All lines featuring the string "Model" are to be listed.

-------- RECORDS SHOWN --------

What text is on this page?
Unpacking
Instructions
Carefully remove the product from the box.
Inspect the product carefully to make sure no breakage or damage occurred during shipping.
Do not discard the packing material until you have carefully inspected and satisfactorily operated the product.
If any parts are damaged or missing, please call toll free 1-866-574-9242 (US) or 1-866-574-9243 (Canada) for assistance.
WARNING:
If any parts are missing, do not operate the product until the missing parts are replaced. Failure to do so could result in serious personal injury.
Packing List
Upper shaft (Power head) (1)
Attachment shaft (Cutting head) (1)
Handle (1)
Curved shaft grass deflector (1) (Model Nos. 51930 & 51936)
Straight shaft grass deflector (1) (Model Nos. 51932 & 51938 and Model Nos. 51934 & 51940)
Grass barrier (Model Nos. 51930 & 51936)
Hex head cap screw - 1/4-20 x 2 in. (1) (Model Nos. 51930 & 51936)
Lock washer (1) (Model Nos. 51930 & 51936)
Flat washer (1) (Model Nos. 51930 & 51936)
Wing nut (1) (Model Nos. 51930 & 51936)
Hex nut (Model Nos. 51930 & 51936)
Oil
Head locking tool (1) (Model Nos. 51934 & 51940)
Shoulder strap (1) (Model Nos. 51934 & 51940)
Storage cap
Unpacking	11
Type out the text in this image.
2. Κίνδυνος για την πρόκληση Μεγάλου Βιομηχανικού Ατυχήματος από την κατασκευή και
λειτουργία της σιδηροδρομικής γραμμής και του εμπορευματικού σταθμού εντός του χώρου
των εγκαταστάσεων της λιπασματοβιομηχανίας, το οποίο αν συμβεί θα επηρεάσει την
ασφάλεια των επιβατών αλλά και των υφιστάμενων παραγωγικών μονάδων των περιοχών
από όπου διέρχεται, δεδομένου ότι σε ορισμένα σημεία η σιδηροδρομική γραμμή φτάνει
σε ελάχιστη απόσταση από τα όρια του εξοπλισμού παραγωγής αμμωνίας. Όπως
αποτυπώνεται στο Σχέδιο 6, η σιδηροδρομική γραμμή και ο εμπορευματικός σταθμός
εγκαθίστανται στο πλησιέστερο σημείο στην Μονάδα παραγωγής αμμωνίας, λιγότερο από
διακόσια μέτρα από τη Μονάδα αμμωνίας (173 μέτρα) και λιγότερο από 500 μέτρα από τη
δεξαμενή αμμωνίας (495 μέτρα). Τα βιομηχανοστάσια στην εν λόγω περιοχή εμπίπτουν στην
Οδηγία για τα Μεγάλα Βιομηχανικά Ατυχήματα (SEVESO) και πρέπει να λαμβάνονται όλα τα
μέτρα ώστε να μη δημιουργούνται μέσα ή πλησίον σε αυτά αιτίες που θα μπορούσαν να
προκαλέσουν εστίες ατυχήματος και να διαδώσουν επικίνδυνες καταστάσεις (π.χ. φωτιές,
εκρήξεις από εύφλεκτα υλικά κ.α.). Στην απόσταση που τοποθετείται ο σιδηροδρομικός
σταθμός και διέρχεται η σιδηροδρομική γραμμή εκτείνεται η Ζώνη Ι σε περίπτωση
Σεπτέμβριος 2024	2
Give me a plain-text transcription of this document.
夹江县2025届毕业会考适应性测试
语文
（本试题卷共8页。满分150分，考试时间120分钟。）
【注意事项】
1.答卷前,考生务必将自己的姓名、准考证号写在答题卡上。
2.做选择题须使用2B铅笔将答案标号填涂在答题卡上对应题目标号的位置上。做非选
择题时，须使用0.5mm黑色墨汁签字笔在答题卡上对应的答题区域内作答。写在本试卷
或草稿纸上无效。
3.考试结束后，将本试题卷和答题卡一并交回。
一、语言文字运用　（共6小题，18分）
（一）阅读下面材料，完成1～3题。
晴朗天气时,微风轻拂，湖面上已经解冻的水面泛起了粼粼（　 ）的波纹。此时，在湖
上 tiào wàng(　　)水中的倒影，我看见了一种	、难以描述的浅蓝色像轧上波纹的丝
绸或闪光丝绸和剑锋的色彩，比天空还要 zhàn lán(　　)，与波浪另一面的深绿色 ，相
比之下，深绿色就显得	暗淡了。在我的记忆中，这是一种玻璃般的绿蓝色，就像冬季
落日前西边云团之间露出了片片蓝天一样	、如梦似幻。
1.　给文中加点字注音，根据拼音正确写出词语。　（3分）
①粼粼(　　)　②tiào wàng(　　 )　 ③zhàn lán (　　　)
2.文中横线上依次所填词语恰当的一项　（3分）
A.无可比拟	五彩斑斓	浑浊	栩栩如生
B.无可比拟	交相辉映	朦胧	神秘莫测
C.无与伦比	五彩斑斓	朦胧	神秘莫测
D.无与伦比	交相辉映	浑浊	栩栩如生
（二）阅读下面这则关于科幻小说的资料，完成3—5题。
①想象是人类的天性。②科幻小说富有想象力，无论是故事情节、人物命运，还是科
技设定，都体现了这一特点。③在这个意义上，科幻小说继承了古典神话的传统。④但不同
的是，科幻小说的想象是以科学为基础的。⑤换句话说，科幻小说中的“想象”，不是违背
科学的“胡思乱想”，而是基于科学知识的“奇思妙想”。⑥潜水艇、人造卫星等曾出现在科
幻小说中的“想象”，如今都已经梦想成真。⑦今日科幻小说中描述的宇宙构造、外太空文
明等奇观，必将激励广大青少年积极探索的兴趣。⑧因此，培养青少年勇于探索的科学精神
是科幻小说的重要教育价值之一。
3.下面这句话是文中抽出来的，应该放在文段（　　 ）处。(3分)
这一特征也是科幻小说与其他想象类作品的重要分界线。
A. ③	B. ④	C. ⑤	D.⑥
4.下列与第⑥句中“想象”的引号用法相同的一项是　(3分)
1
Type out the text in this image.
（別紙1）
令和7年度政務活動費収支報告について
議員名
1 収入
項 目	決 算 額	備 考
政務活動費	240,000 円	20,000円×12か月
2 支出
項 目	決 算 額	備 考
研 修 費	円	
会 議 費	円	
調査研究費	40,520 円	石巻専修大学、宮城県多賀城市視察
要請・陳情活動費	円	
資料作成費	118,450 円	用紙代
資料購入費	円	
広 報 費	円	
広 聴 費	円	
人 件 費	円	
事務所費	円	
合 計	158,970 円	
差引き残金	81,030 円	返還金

--------

## [CORRECT RESULT]
Curved shaft grass deflector (1) (Model Nos. 51930 & 51936)
Straight shaft grass deflector (1) (Model Nos. 51932 & 51938 and Model Nos. 51934 & 51940)
Grass barrier (Model Nos. 51930 & 51936)
Hex head cap screw - 1/4-20 x 2 in. (1) (Model Nos. 51930 & 51936)
Lock washer (1) (Model Nos. 51930 & 51936)
Flat washer (1) (Model Nos. 51930 & 51936)
Wing nut (1) (Model Nos. 51930 & 51936)
Hex nut (Model Nos. 51930 & 51936)
Head locking tool (1) (Model Nos. 51934 & 51940)
Shoulder strap (1) (Model Nos. 51934 & 51940)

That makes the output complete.